== GOAL ==
Each line that holds the word "sorted" is to be identified and copied.

Figure dataset records:
————
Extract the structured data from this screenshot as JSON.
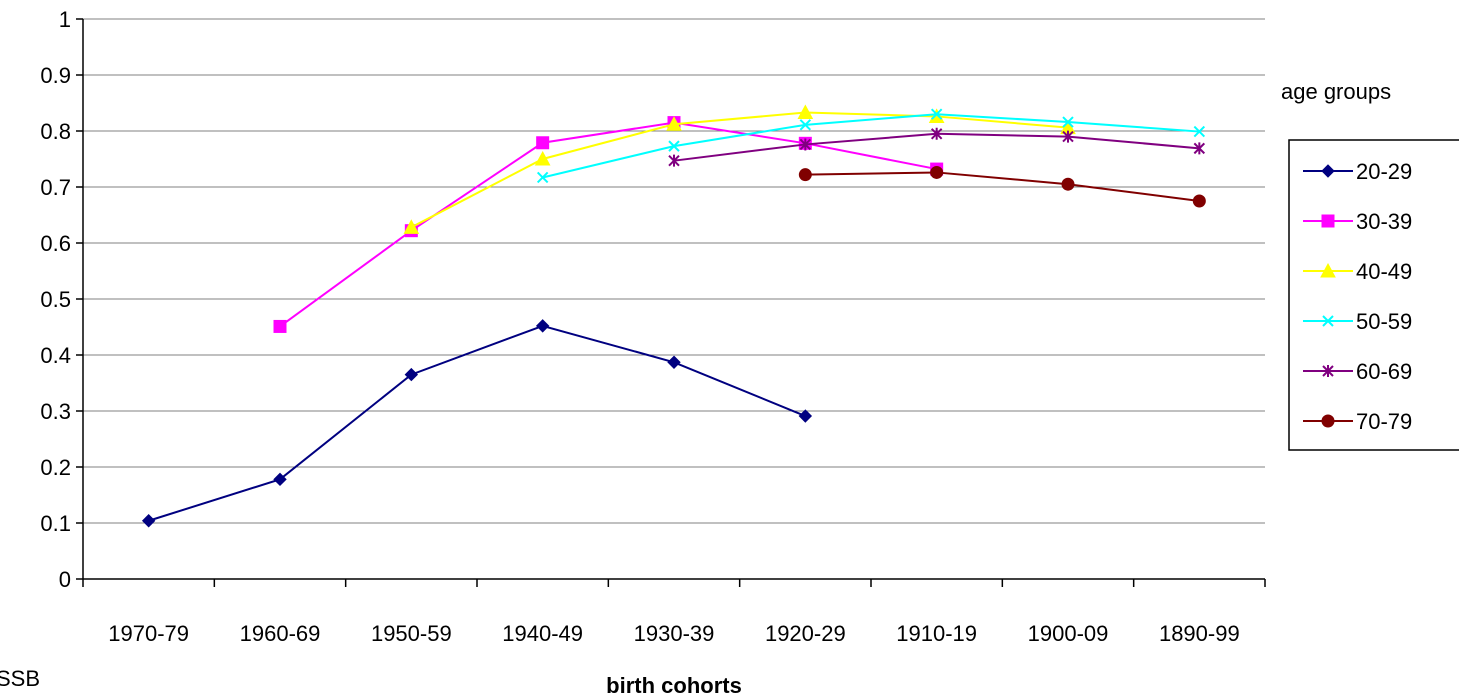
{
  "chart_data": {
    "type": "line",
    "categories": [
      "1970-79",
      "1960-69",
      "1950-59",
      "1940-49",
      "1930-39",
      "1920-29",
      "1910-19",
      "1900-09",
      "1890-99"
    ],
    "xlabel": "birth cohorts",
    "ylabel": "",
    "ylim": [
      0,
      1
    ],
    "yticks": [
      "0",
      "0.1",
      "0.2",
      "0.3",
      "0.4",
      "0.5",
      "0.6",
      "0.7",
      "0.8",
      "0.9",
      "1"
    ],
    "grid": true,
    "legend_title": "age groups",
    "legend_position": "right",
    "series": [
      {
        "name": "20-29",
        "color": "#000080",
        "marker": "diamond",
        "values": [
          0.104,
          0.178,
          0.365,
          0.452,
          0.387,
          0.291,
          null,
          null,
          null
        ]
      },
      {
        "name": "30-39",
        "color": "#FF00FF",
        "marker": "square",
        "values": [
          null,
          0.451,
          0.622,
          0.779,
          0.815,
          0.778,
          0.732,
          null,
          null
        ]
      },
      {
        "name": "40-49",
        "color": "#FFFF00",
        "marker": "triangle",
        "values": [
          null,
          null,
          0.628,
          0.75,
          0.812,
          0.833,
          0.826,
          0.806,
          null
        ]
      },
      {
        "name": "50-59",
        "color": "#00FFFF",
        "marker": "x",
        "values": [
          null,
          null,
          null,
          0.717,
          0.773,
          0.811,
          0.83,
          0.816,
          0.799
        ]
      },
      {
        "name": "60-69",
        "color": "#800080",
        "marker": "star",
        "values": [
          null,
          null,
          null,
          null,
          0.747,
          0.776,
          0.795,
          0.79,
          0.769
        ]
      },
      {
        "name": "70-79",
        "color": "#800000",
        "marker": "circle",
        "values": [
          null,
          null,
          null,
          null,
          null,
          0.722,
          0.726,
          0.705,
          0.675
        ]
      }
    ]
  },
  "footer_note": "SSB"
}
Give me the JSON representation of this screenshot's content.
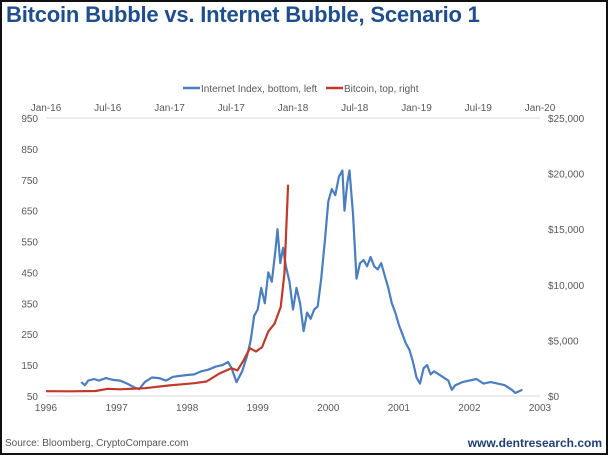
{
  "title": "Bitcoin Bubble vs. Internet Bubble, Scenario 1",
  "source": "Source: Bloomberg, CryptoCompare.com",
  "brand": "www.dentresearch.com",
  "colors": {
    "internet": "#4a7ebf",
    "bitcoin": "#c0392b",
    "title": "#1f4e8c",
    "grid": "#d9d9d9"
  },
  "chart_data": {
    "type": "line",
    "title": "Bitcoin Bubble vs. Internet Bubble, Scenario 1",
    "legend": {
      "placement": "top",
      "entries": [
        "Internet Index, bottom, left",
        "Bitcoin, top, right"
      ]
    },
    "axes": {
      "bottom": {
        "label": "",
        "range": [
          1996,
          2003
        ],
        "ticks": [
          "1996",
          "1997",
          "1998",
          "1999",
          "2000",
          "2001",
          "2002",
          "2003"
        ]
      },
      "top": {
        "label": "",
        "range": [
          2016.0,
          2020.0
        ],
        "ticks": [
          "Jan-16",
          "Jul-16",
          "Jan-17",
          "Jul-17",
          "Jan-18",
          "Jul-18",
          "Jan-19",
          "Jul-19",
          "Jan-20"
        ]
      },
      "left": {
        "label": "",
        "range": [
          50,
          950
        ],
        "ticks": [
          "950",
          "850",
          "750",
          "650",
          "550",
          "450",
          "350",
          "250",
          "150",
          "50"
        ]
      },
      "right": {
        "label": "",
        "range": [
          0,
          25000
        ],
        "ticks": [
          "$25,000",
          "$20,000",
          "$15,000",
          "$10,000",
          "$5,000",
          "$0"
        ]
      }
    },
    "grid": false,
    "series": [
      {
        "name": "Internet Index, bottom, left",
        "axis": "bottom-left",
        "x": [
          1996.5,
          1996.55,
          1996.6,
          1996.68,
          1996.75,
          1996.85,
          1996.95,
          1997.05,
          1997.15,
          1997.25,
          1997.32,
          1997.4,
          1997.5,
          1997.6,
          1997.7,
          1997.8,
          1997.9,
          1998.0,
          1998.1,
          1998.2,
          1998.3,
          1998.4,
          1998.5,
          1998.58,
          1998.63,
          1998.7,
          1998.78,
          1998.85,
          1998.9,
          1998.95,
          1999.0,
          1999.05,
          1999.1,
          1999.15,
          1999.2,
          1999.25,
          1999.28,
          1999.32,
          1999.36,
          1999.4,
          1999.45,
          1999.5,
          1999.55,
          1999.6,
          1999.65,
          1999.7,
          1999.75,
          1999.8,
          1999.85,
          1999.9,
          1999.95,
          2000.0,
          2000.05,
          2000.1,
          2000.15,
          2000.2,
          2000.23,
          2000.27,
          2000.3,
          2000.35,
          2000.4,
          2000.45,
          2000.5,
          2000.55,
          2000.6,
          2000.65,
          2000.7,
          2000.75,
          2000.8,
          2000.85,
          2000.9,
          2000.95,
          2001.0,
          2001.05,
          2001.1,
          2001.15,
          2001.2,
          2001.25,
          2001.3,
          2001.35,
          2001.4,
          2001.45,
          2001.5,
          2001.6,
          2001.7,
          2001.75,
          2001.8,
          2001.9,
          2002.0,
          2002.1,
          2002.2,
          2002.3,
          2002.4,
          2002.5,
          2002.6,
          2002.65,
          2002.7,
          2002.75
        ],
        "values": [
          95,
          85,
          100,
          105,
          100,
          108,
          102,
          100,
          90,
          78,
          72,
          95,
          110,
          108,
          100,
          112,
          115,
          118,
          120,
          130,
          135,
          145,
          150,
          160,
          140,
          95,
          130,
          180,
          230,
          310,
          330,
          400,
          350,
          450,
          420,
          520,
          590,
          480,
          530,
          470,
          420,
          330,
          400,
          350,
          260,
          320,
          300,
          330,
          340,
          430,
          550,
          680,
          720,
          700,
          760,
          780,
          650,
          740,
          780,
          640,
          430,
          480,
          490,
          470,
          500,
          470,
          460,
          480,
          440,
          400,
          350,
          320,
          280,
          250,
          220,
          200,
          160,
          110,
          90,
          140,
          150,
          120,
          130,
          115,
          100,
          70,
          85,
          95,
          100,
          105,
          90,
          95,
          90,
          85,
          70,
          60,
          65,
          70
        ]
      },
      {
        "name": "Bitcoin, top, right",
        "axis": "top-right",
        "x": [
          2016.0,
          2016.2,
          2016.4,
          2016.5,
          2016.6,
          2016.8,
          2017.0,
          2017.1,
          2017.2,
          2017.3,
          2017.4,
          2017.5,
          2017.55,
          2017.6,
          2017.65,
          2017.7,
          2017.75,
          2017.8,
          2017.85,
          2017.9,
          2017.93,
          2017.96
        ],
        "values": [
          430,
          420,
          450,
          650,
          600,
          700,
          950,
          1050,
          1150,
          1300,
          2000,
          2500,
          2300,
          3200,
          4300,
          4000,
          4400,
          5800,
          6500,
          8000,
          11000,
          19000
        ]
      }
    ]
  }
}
————
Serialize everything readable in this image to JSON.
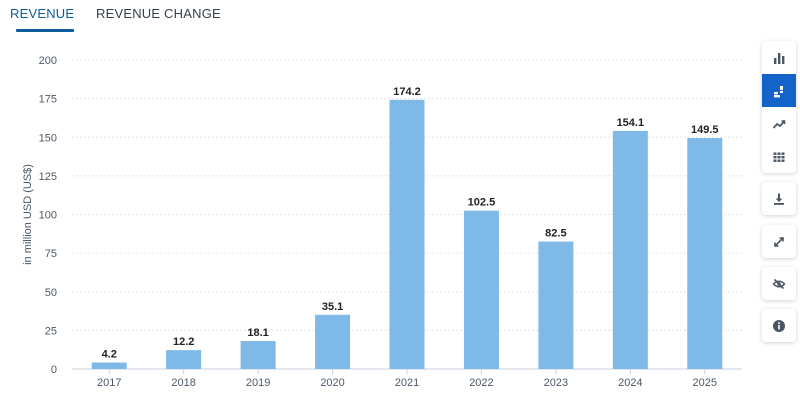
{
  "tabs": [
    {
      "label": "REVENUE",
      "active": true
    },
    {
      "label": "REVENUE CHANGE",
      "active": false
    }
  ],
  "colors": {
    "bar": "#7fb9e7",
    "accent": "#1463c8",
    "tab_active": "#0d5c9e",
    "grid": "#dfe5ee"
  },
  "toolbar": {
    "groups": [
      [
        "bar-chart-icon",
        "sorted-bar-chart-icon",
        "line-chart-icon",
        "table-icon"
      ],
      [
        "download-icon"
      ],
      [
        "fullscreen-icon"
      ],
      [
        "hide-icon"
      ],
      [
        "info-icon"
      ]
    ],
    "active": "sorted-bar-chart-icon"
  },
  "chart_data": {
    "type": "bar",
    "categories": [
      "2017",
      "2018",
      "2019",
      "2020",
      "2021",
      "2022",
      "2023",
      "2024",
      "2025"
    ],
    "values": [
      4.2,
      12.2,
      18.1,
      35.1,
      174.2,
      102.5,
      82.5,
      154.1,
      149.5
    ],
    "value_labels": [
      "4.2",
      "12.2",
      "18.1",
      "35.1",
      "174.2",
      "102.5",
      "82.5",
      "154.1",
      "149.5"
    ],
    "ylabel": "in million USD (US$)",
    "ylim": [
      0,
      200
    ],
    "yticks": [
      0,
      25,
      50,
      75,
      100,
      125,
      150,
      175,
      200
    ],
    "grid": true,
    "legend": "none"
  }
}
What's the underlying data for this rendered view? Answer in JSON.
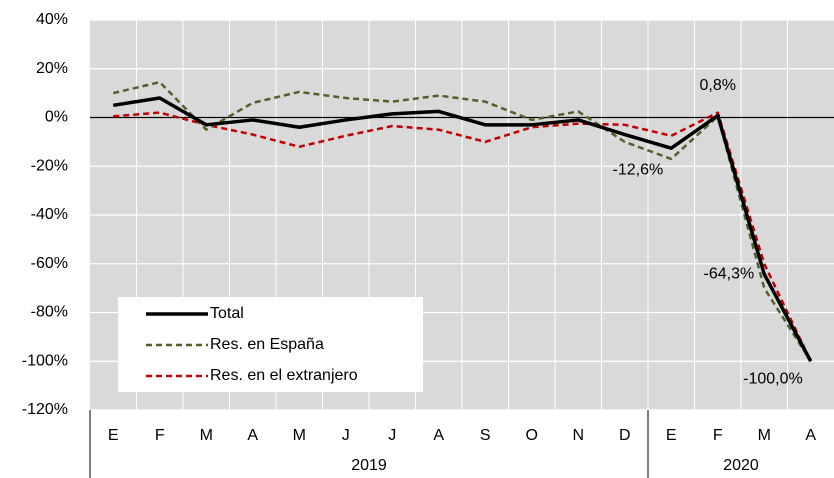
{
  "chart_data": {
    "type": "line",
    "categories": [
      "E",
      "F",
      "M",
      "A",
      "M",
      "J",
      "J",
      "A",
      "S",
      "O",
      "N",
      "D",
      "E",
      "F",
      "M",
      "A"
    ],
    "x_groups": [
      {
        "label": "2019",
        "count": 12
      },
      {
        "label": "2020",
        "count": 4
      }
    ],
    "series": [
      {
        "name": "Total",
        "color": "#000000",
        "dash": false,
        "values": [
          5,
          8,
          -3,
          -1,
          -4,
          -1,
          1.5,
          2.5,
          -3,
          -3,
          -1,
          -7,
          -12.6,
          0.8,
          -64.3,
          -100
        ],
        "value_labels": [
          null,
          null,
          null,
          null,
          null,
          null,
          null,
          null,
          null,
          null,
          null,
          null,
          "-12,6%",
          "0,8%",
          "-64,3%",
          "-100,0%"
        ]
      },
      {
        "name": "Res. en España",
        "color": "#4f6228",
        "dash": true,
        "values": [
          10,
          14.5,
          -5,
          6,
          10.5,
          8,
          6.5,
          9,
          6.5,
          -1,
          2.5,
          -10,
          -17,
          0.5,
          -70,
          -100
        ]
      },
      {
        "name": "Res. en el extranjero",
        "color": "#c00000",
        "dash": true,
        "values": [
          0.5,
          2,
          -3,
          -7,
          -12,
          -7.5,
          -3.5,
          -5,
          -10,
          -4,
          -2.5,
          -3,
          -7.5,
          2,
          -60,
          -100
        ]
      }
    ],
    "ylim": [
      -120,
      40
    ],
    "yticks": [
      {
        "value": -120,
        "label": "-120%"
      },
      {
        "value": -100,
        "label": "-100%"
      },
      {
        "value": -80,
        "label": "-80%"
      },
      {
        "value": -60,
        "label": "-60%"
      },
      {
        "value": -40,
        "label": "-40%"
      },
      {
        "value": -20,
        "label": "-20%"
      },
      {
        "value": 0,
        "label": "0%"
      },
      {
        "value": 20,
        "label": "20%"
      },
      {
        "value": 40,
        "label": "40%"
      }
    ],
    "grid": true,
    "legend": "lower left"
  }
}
————
== TASK OUTPUT ==
        "sorted-bar-chart-icon",
    "active": "sorted-bar-chart-icon"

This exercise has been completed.